▶ **To be done**
Go through the data below line by line and count those containing the word "naliczona". Reply with the count only.
----- Data to process -----
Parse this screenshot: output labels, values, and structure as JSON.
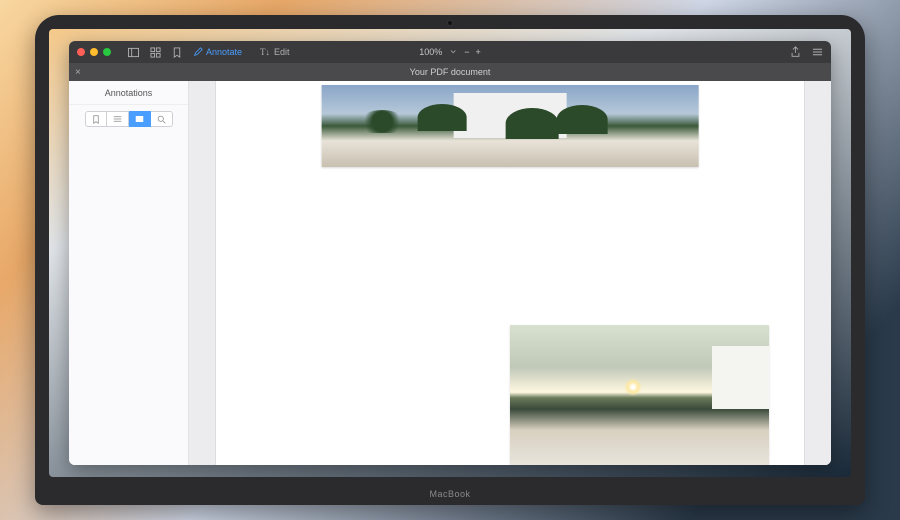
{
  "toolbar": {
    "annotate_label": "Annotate",
    "edit_label": "Edit",
    "zoom_level": "100%"
  },
  "document_title": "Your PDF document",
  "sidebar": {
    "title": "Annotations"
  }
}
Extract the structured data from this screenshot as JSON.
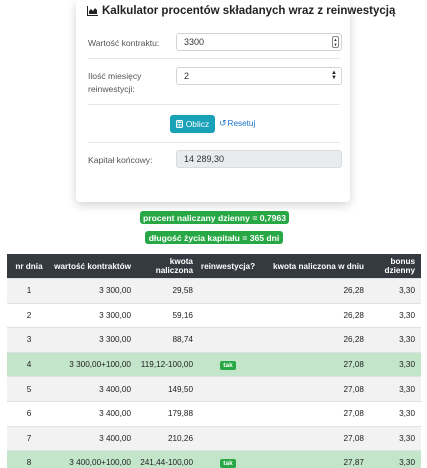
{
  "card": {
    "title": "Kalkulator procentów składanych wraz z reinwestycją",
    "title_icon": "area-chart-icon",
    "contract_label": "Wartość kontraktu:",
    "contract_value": "3300",
    "months_label_line1": "Ilość miesięcy",
    "months_label_line2": "reinwestycji:",
    "months_value": "2",
    "calc_button": "Oblicz",
    "reset_link": "Resetuj",
    "final_label": "Kapitał końcowy:",
    "final_value": "14 289,30"
  },
  "badges": {
    "daily_rate": "procent naliczany dzienny = 0,7963",
    "lifetime": "długość życia kapitału = 365 dni"
  },
  "colors": {
    "accent": "#17a2b8",
    "success": "#28a745",
    "table_header": "#343a40",
    "reinvest_row": "#c3e6cb"
  },
  "table": {
    "headers": [
      "nr dnia",
      "wartość kontraktów",
      "kwota naliczona",
      "reinwestycja?",
      "kwota naliczona w dniu",
      "bonus dzienny"
    ],
    "rows": [
      {
        "day": "1",
        "contracts": "3 300,00",
        "accrued": "29,58",
        "reinvest": "",
        "accrued_day": "26,28",
        "bonus": "3,30"
      },
      {
        "day": "2",
        "contracts": "3 300,00",
        "accrued": "59,16",
        "reinvest": "",
        "accrued_day": "26,28",
        "bonus": "3,30"
      },
      {
        "day": "3",
        "contracts": "3 300,00",
        "accrued": "88,74",
        "reinvest": "",
        "accrued_day": "26,28",
        "bonus": "3,30"
      },
      {
        "day": "4",
        "contracts": "3 300,00+100,00",
        "accrued": "119,12-100,00",
        "reinvest": "tak",
        "accrued_day": "27,08",
        "bonus": "3,30"
      },
      {
        "day": "5",
        "contracts": "3 400,00",
        "accrued": "149,50",
        "reinvest": "",
        "accrued_day": "27,08",
        "bonus": "3,30"
      },
      {
        "day": "6",
        "contracts": "3 400,00",
        "accrued": "179,88",
        "reinvest": "",
        "accrued_day": "27,08",
        "bonus": "3,30"
      },
      {
        "day": "7",
        "contracts": "3 400,00",
        "accrued": "210,26",
        "reinvest": "",
        "accrued_day": "27,08",
        "bonus": "3,30"
      },
      {
        "day": "8",
        "contracts": "3 400,00+100,00",
        "accrued": "241,44-100,00",
        "reinvest": "tak",
        "accrued_day": "27,87",
        "bonus": "3,30"
      }
    ]
  }
}
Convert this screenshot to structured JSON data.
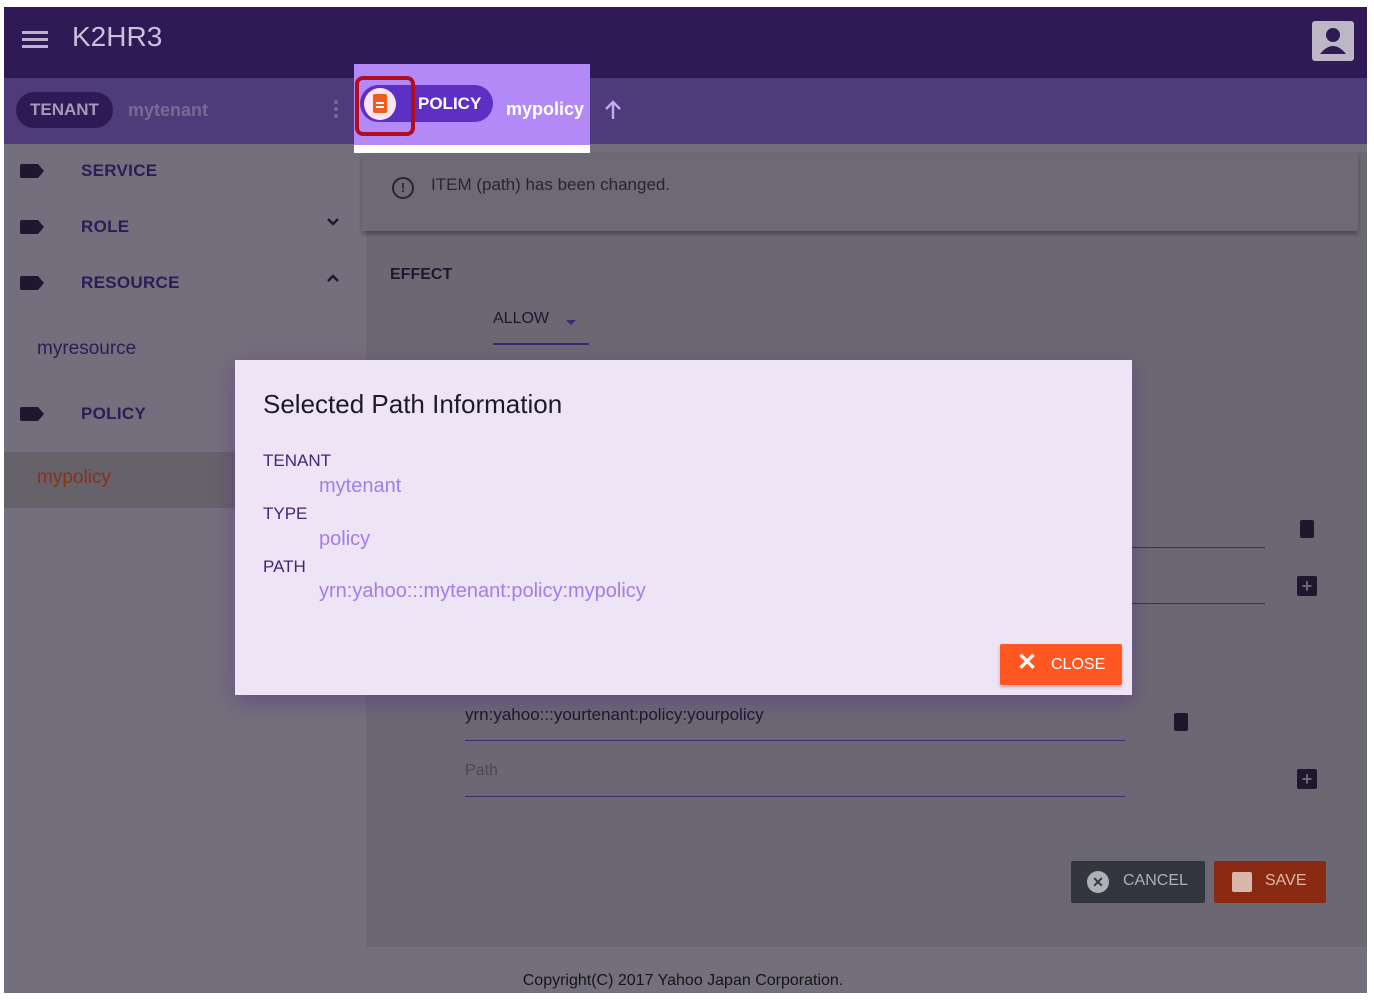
{
  "app": {
    "title": "K2HR3"
  },
  "toolbar": {
    "tenant_chip": "TENANT",
    "tenant_name": "mytenant",
    "type_chip": "POLICY",
    "policy_name": "mypolicy"
  },
  "sidebar": {
    "items": [
      {
        "label": "SERVICE"
      },
      {
        "label": "ROLE"
      },
      {
        "label": "RESOURCE"
      }
    ],
    "resource_child": "myresource",
    "policy": {
      "label": "POLICY"
    },
    "policy_child": "mypolicy"
  },
  "alert": {
    "message": "ITEM (path) has been changed."
  },
  "form": {
    "effect_label": "EFFECT",
    "effect_value": "ALLOW",
    "resource_path_value": "yrn:yahoo:::yourtenant:policy:yourpolicy",
    "path_placeholder": "Path"
  },
  "buttons": {
    "cancel": "CANCEL",
    "save": "SAVE"
  },
  "dialog": {
    "title": "Selected Path Information",
    "tenant_label": "TENANT",
    "tenant_value": "mytenant",
    "type_label": "TYPE",
    "type_value": "policy",
    "path_label": "PATH",
    "path_value": "yrn:yahoo:::mytenant:policy:mypolicy",
    "close": "CLOSE"
  },
  "footer": {
    "copyright": "Copyright(C) 2017 Yahoo Japan Corporation."
  },
  "colors": {
    "appbar": "#2f1a56",
    "highlight": "#b389f7",
    "accent": "#ff5722",
    "annotation_box": "#b10d1e"
  }
}
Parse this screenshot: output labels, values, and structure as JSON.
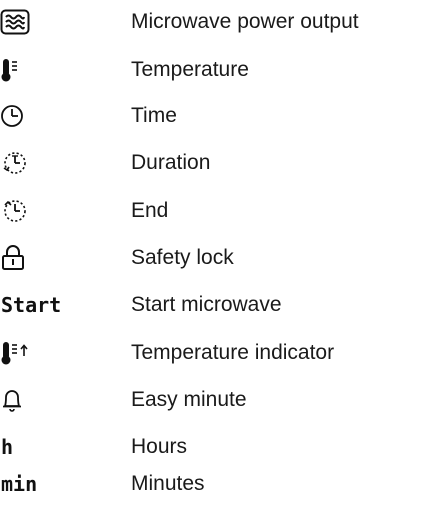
{
  "legend": {
    "rows": [
      {
        "icon": "microwave-power-icon",
        "label": "Microwave power output"
      },
      {
        "icon": "thermometer-icon",
        "label": "Temperature"
      },
      {
        "icon": "clock-icon",
        "label": "Time"
      },
      {
        "icon": "duration-icon",
        "label": "Duration"
      },
      {
        "icon": "end-time-icon",
        "label": "End"
      },
      {
        "icon": "padlock-icon",
        "label": "Safety lock"
      },
      {
        "icon": "start-symbol",
        "symbol": "Start",
        "label": "Start microwave"
      },
      {
        "icon": "thermometer-rising-icon",
        "label": "Temperature indicator"
      },
      {
        "icon": "bell-icon",
        "label": "Easy minute"
      },
      {
        "icon": "hours-symbol",
        "symbol": "h",
        "label": "Hours"
      },
      {
        "icon": "minutes-symbol",
        "symbol": "min",
        "label": "Minutes"
      }
    ]
  }
}
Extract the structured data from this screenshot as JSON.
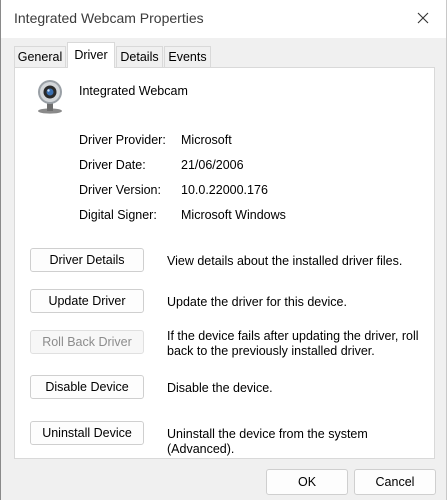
{
  "window": {
    "title": "Integrated Webcam Properties"
  },
  "tabs": [
    {
      "label": "General"
    },
    {
      "label": "Driver"
    },
    {
      "label": "Details"
    },
    {
      "label": "Events"
    }
  ],
  "active_tab": "Driver",
  "device": {
    "name": "Integrated Webcam",
    "icon": "webcam-icon"
  },
  "driver_info": [
    {
      "label": "Driver Provider:",
      "value": "Microsoft"
    },
    {
      "label": "Driver Date:",
      "value": "21/06/2006"
    },
    {
      "label": "Driver Version:",
      "value": "10.0.22000.176"
    },
    {
      "label": "Digital Signer:",
      "value": "Microsoft Windows"
    }
  ],
  "actions": [
    {
      "label": "Driver Details",
      "description": "View details about the installed driver files.",
      "enabled": true
    },
    {
      "label": "Update Driver",
      "description": "Update the driver for this device.",
      "enabled": true
    },
    {
      "label": "Roll Back Driver",
      "description": "If the device fails after updating the driver, roll back to the previously installed driver.",
      "enabled": false
    },
    {
      "label": "Disable Device",
      "description": "Disable the device.",
      "enabled": true
    },
    {
      "label": "Uninstall Device",
      "description": "Uninstall the device from the system (Advanced).",
      "enabled": true
    }
  ],
  "footer": {
    "ok_label": "OK",
    "cancel_label": "Cancel"
  },
  "colors": {
    "window_bg": "#f0f0f0",
    "panel_bg": "#ffffff",
    "disabled_text": "#8c8c8c"
  }
}
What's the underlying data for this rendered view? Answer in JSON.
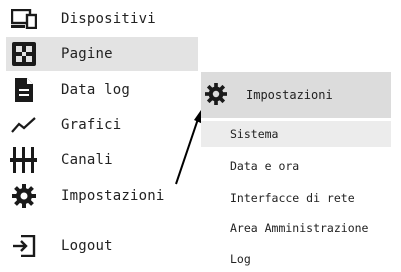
{
  "menu": {
    "items": [
      {
        "label": "Dispositivi",
        "icon": "devices-icon"
      },
      {
        "label": "Pagine",
        "icon": "pages-icon",
        "active": true
      },
      {
        "label": "Data log",
        "icon": "document-icon"
      },
      {
        "label": "Grafici",
        "icon": "chart-line-icon"
      },
      {
        "label": "Canali",
        "icon": "sliders-icon"
      },
      {
        "label": "Impostazioni",
        "icon": "gear-icon"
      },
      {
        "label": "Logout",
        "icon": "logout-icon"
      }
    ]
  },
  "submenu": {
    "title": "Impostazioni",
    "title_icon": "gear-icon",
    "items": [
      {
        "label": "Sistema",
        "highlighted": true
      },
      {
        "label": "Data e ora"
      },
      {
        "label": "Interfacce di rete"
      },
      {
        "label": "Area Amministrazione"
      },
      {
        "label": "Log"
      }
    ]
  },
  "colors": {
    "active_bg": "#e3e3e3",
    "submenu_header_bg": "#dcdcdc",
    "hover_bg": "#ececec",
    "icon": "#1a1a1a"
  }
}
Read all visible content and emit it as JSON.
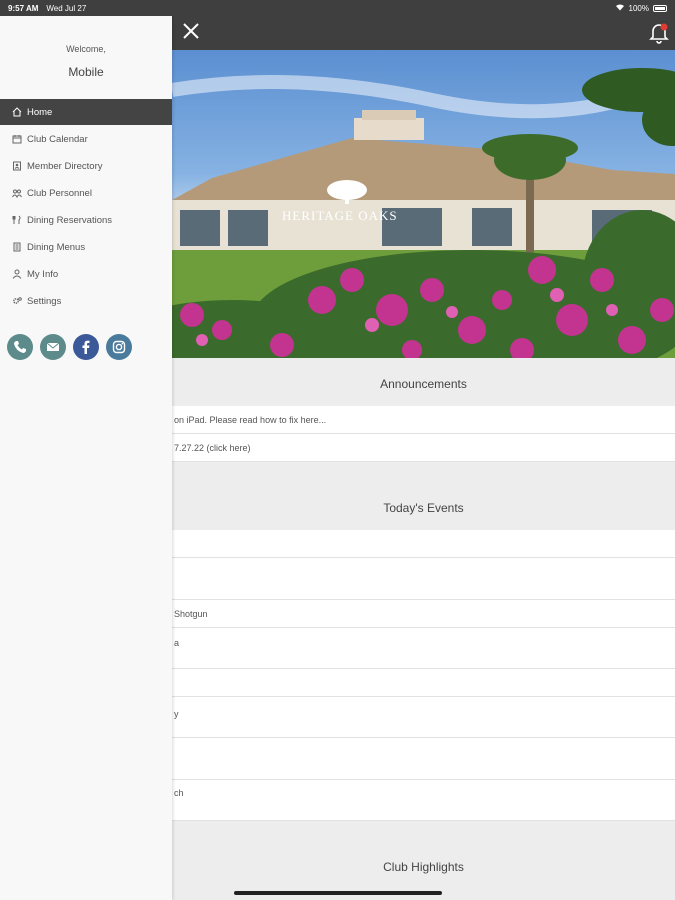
{
  "status_bar": {
    "time": "9:57 AM",
    "date": "Wed Jul 27",
    "battery": "100%"
  },
  "menu": {
    "welcome": "Welcome,",
    "user_name": "Mobile",
    "items": [
      {
        "label": "Home",
        "icon": "home-icon",
        "active": true
      },
      {
        "label": "Club Calendar",
        "icon": "calendar-icon"
      },
      {
        "label": "Member Directory",
        "icon": "directory-icon"
      },
      {
        "label": "Club Personnel",
        "icon": "personnel-icon"
      },
      {
        "label": "Dining Reservations",
        "icon": "dining-icon"
      },
      {
        "label": "Dining Menus",
        "icon": "menu-book-icon"
      },
      {
        "label": "My Info",
        "icon": "user-icon"
      },
      {
        "label": "Settings",
        "icon": "gear-icon"
      }
    ],
    "social": [
      "phone-icon",
      "email-icon",
      "facebook-icon",
      "instagram-icon"
    ]
  },
  "hero": {
    "logo_text": "HERITAGE OAKS"
  },
  "announcements": {
    "title": "Announcements",
    "items": [
      "on iPad. Please read how to fix here...",
      "7.27.22 (click here)"
    ]
  },
  "events": {
    "title": "Today's Events",
    "items": [
      "",
      "",
      "Shotgun",
      "a",
      "",
      "y",
      "",
      "ch"
    ]
  },
  "highlights": {
    "title": "Club Highlights"
  },
  "colors": {
    "header": "#3f3f3f",
    "menu_active": "#444444",
    "section_bg": "#ededed",
    "social_bg": "#5d8a8a",
    "facebook": "#3b5998"
  }
}
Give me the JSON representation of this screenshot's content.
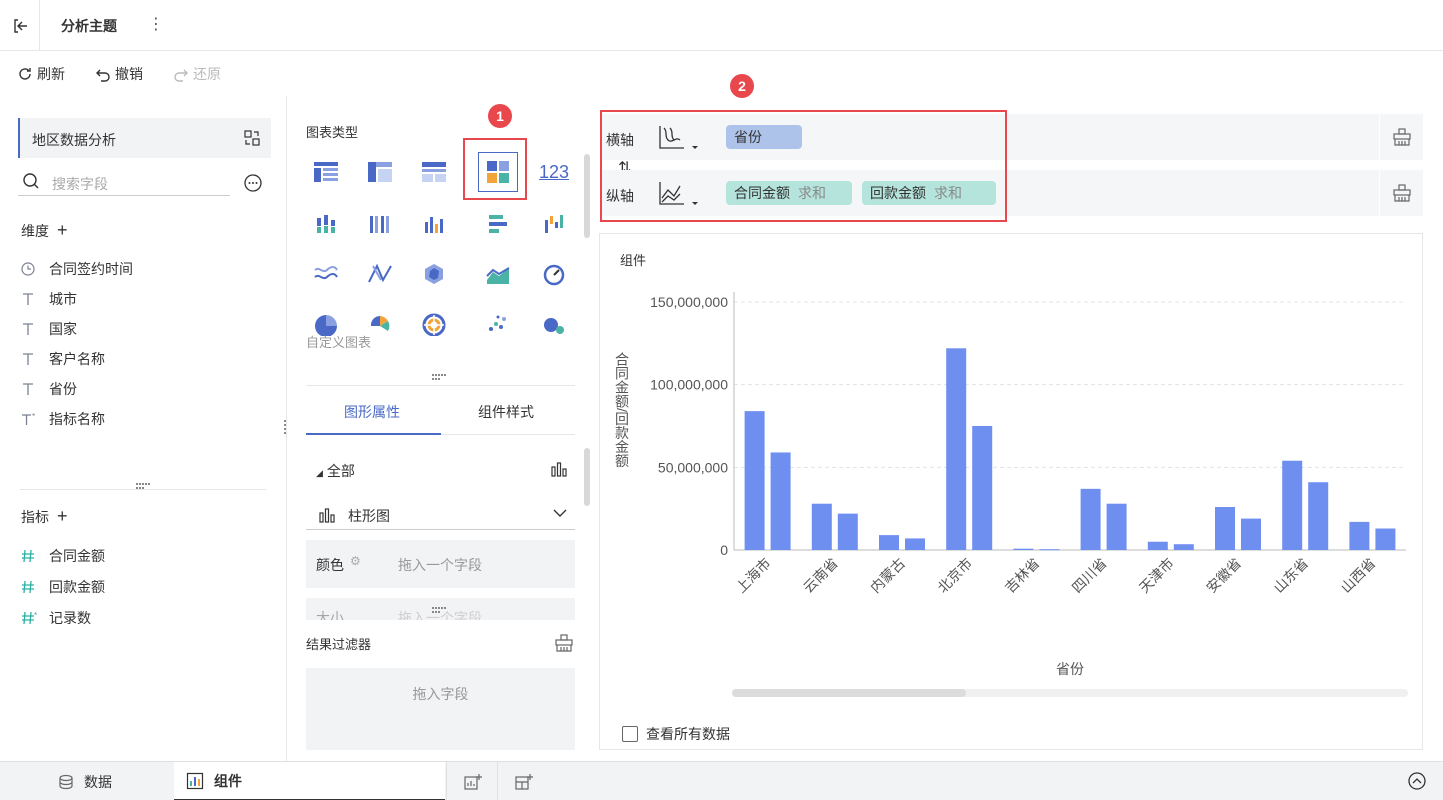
-----
▶ **Result of this task**
2